TASK BRIEF :: Copy out the whole listing exactly as written, leaving the pictures behind.

THE INPUT ::
==*==

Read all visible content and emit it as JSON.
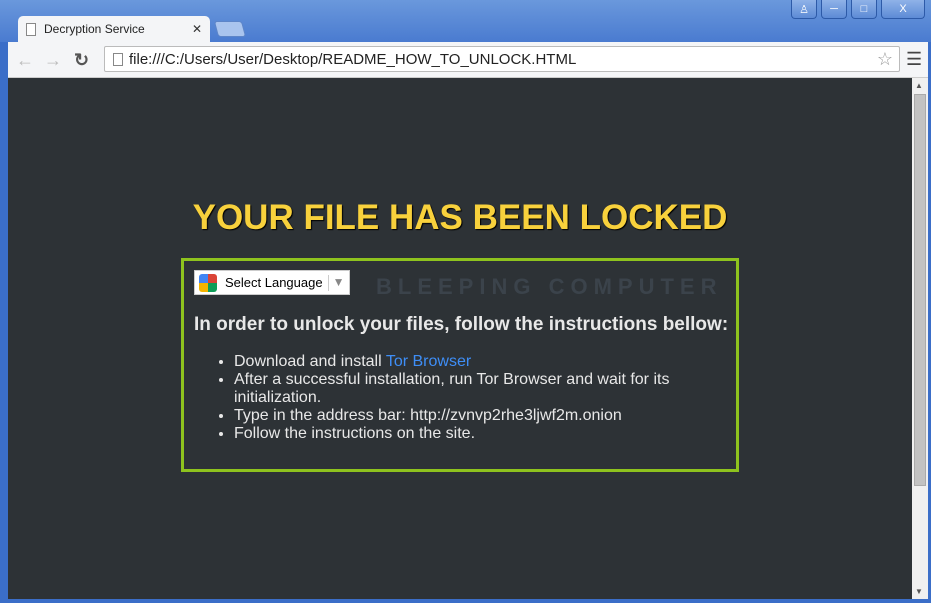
{
  "browser": {
    "tab_title": "Decryption Service",
    "url": "file:///C:/Users/User/Desktop/README_HOW_TO_UNLOCK.HTML"
  },
  "page": {
    "heading": "YOUR FILE HAS BEEN LOCKED",
    "select_language": "Select Language",
    "watermark": "BLEEPING COMPUTER",
    "instructions_title": "In order to unlock your files, follow the instructions bellow:",
    "steps": [
      {
        "text": "Download and install ",
        "link": "Tor Browser"
      },
      {
        "text": "After a successful installation, run Tor Browser and wait for its initialization."
      },
      {
        "text": "Type in the address bar: http://zvnvp2rhe3ljwf2m.onion"
      },
      {
        "text": "Follow the instructions on the site."
      }
    ]
  },
  "colors": {
    "heading": "#f8d13c",
    "border": "#8ec31e",
    "link": "#3e8ef7",
    "background": "#2d3236"
  }
}
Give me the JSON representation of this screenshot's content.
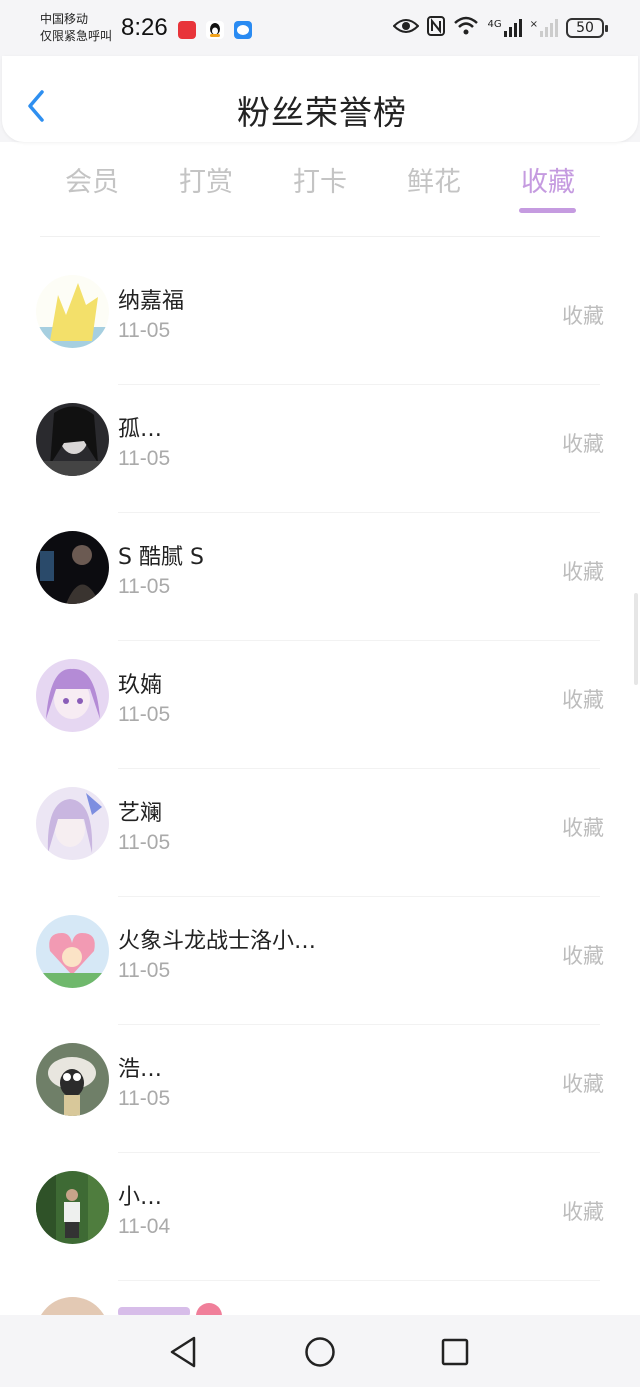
{
  "status": {
    "carrier_line1": "中国移动",
    "carrier_line2": "仅限紧急呼叫",
    "time": "8:26",
    "network": "4G",
    "battery": "50"
  },
  "header": {
    "title": "粉丝荣誉榜"
  },
  "tabs": [
    "会员",
    "打赏",
    "打卡",
    "鲜花",
    "收藏"
  ],
  "active_tab": "收藏",
  "fans": [
    {
      "name": "纳嘉福",
      "date": "11-05",
      "action": "收藏"
    },
    {
      "name": "孤…",
      "date": "11-05",
      "action": "收藏"
    },
    {
      "name": "S 酷腻 S",
      "date": "11-05",
      "action": "收藏"
    },
    {
      "name": "玖婻",
      "date": "11-05",
      "action": "收藏"
    },
    {
      "name": "艺斓",
      "date": "11-05",
      "action": "收藏"
    },
    {
      "name": "火象斗龙战士洛小…",
      "date": "11-05",
      "action": "收藏"
    },
    {
      "name": "浩…",
      "date": "11-05",
      "action": "收藏"
    },
    {
      "name": "小…",
      "date": "11-04",
      "action": "收藏"
    }
  ],
  "colors": {
    "accent": "#c59be0",
    "muted": "#bdbdbd",
    "back_arrow": "#2e8ff0"
  }
}
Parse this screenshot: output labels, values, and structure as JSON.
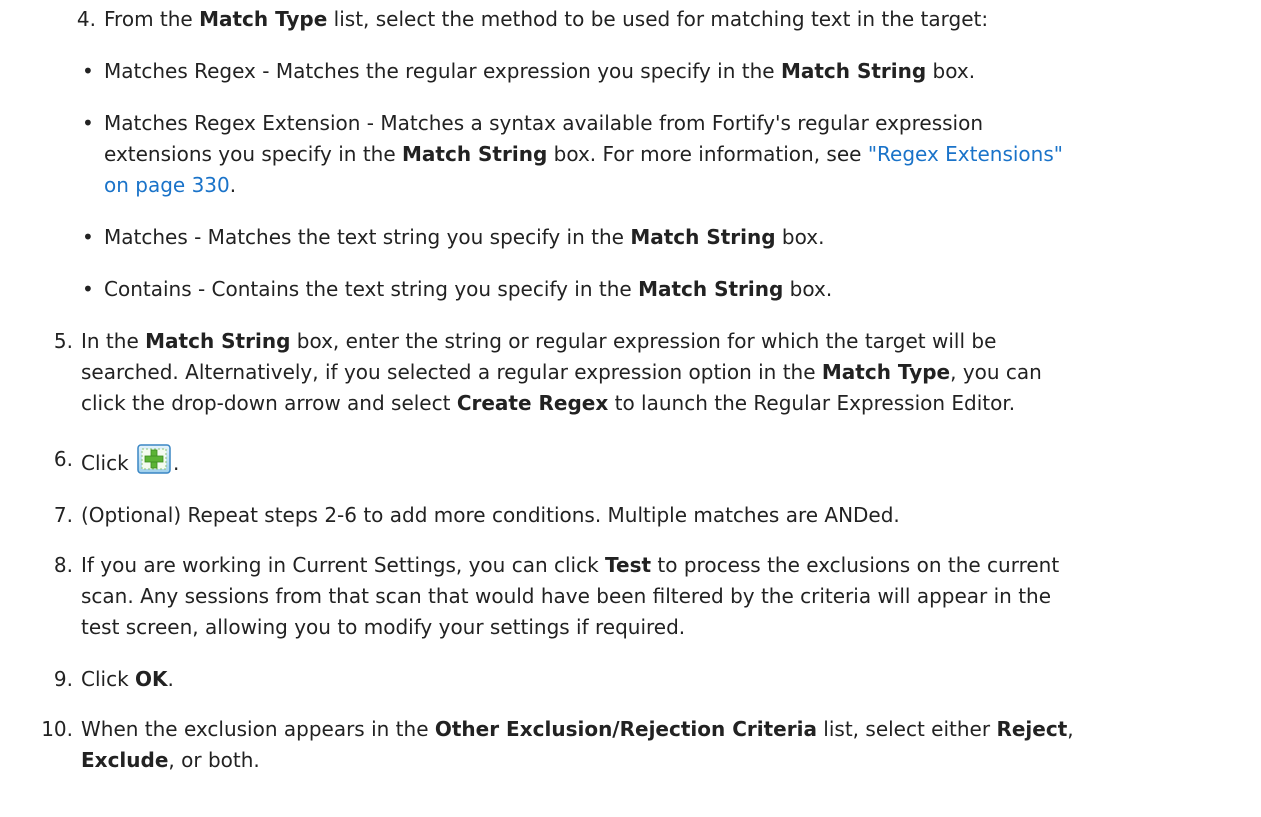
{
  "steps": {
    "s4": {
      "num": "4.",
      "pre": "From the ",
      "b1": "Match Type",
      "post": " list, select the method to be used for matching text in the target:"
    },
    "bullets": {
      "b1": {
        "pre": "Matches Regex - Matches the regular expression you specify in the ",
        "bold": "Match String",
        "post": " box."
      },
      "b2": {
        "line1": "Matches Regex Extension - Matches a syntax available from Fortify's regular expression",
        "line2_pre": "extensions you specify in the ",
        "line2_bold": "Match String",
        "line2_mid": " box. For more information, see ",
        "line2_link": "\"Regex Extensions\"",
        "line3_link": "on page 330",
        "line3_post": "."
      },
      "b3": {
        "pre": "Matches - Matches the text string you specify in the ",
        "bold": "Match String",
        "post": " box."
      },
      "b4": {
        "pre": "Contains - Contains the text string you specify in the ",
        "bold": "Match String",
        "post": " box."
      }
    },
    "s5": {
      "num": "5.",
      "l1_pre": "In the ",
      "l1_bold": "Match String",
      "l1_post": " box, enter the string or regular expression for which the target will be",
      "l2_pre": "searched. Alternatively, if you selected a regular expression option in the ",
      "l2_bold": "Match Type",
      "l2_post": ", you can",
      "l3_pre": "click the drop-down arrow and select ",
      "l3_bold": "Create Regex",
      "l3_post": " to launch the Regular Expression Editor."
    },
    "s6": {
      "num": "6.",
      "pre": "Click ",
      "post": "."
    },
    "s7": {
      "num": "7.",
      "text": "(Optional) Repeat steps 2-6 to add more conditions. Multiple matches are ANDed."
    },
    "s8": {
      "num": "8.",
      "l1_pre": "If you are working in Current Settings, you can click ",
      "l1_bold": "Test",
      "l1_post": " to process the exclusions on the current",
      "l2": "scan. Any sessions from that scan that would have been filtered by the criteria will appear in the",
      "l3": "test screen, allowing you to modify your settings if required."
    },
    "s9": {
      "num": "9.",
      "pre": "Click ",
      "bold": "OK",
      "post": "."
    },
    "s10": {
      "num": "10.",
      "l1_pre": "When the exclusion appears in the ",
      "l1_bold": "Other Exclusion/Rejection Criteria",
      "l1_mid": " list, select either ",
      "l1_bold2": "Reject",
      "l1_post": ",",
      "l2_bold": "Exclude",
      "l2_post": ", or both."
    }
  },
  "icons": {
    "add_condition": "add-condition-icon"
  },
  "colors": {
    "text": "#222222",
    "link": "#1a73c9"
  }
}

==*==

FULL RESPONSE ::
Read all visible content and emit it as JSON.
{
  "browser": {
    "tab_title": "Decryption Service",
    "url": "file:///C:/Users/User/Desktop/README_HOW_TO_UNLOCK.HTML"
  },
  "page": {
    "heading": "YOUR FILE HAS BEEN LOCKED",
    "select_language": "Select Language",
    "watermark": "BLEEPING COMPUTER",
    "instructions_title": "In order to unlock your files, follow the instructions bellow:",
    "steps": [
      {
        "text": "Download and install ",
        "link": "Tor Browser"
      },
      {
        "text": "After a successful installation, run Tor Browser and wait for its initialization."
      },
      {
        "text": "Type in the address bar: http://zvnvp2rhe3ljwf2m.onion"
      },
      {
        "text": "Follow the instructions on the site."
      }
    ]
  },
  "colors": {
    "heading": "#f8d13c",
    "border": "#8ec31e",
    "link": "#3e8ef7",
    "background": "#2d3236"
  }
}
Give me the JSON representation of this screenshot's content.
{
  "status": {
    "carrier_line1": "中国移动",
    "carrier_line2": "仅限紧急呼叫",
    "time": "8:26",
    "network": "4G",
    "battery": "50"
  },
  "header": {
    "title": "粉丝荣誉榜"
  },
  "tabs": [
    "会员",
    "打赏",
    "打卡",
    "鲜花",
    "收藏"
  ],
  "active_tab": "收藏",
  "fans": [
    {
      "name": "纳嘉福",
      "date": "11-05",
      "action": "收藏"
    },
    {
      "name": "孤…",
      "date": "11-05",
      "action": "收藏"
    },
    {
      "name": "S 酷腻 S",
      "date": "11-05",
      "action": "收藏"
    },
    {
      "name": "玖婻",
      "date": "11-05",
      "action": "收藏"
    },
    {
      "name": "艺斓",
      "date": "11-05",
      "action": "收藏"
    },
    {
      "name": "火象斗龙战士洛小…",
      "date": "11-05",
      "action": "收藏"
    },
    {
      "name": "浩…",
      "date": "11-05",
      "action": "收藏"
    },
    {
      "name": "小…",
      "date": "11-04",
      "action": "收藏"
    }
  ],
  "colors": {
    "accent": "#c59be0",
    "muted": "#bdbdbd",
    "back_arrow": "#2e8ff0"
  }
}
Parse this screenshot: output labels, values, and structure as JSON.
{
  "steps": {
    "s4": {
      "num": "4.",
      "pre": "From the ",
      "b1": "Match Type",
      "post": " list, select the method to be used for matching text in the target:"
    },
    "bullets": {
      "b1": {
        "pre": "Matches Regex - Matches the regular expression you specify in the ",
        "bold": "Match String",
        "post": " box."
      },
      "b2": {
        "line1": "Matches Regex Extension - Matches a syntax available from Fortify's regular expression",
        "line2_pre": "extensions you specify in the ",
        "line2_bold": "Match String",
        "line2_mid": " box. For more information, see ",
        "line2_link": "\"Regex Extensions\"",
        "line3_link": "on page 330",
        "line3_post": "."
      },
      "b3": {
        "pre": "Matches - Matches the text string you specify in the ",
        "bold": "Match String",
        "post": " box."
      },
      "b4": {
        "pre": "Contains - Contains the text string you specify in the ",
        "bold": "Match String",
        "post": " box."
      }
    },
    "s5": {
      "num": "5.",
      "l1_pre": "In the ",
      "l1_bold": "Match String",
      "l1_post": " box, enter the string or regular expression for which the target will be",
      "l2_pre": "searched. Alternatively, if you selected a regular expression option in the ",
      "l2_bold": "Match Type",
      "l2_post": ", you can",
      "l3_pre": "click the drop-down arrow and select ",
      "l3_bold": "Create Regex",
      "l3_post": " to launch the Regular Expression Editor."
    },
    "s6": {
      "num": "6.",
      "pre": "Click ",
      "post": "."
    },
    "s7": {
      "num": "7.",
      "text": "(Optional) Repeat steps 2-6 to add more conditions. Multiple matches are ANDed."
    },
    "s8": {
      "num": "8.",
      "l1_pre": "If you are working in Current Settings, you can click ",
      "l1_bold": "Test",
      "l1_post": " to process the exclusions on the current",
      "l2": "scan. Any sessions from that scan that would have been filtered by the criteria will appear in the",
      "l3": "test screen, allowing you to modify your settings if required."
    },
    "s9": {
      "num": "9.",
      "pre": "Click ",
      "bold": "OK",
      "post": "."
    },
    "s10": {
      "num": "10.",
      "l1_pre": "When the exclusion appears in the ",
      "l1_bold": "Other Exclusion/Rejection Criteria",
      "l1_mid": " list, select either ",
      "l1_bold2": "Reject",
      "l1_post": ",",
      "l2_bold": "Exclude",
      "l2_post": ", or both."
    }
  },
  "icons": {
    "add_condition": "add-condition-icon"
  },
  "colors": {
    "text": "#222222",
    "link": "#1a73c9"
  }
}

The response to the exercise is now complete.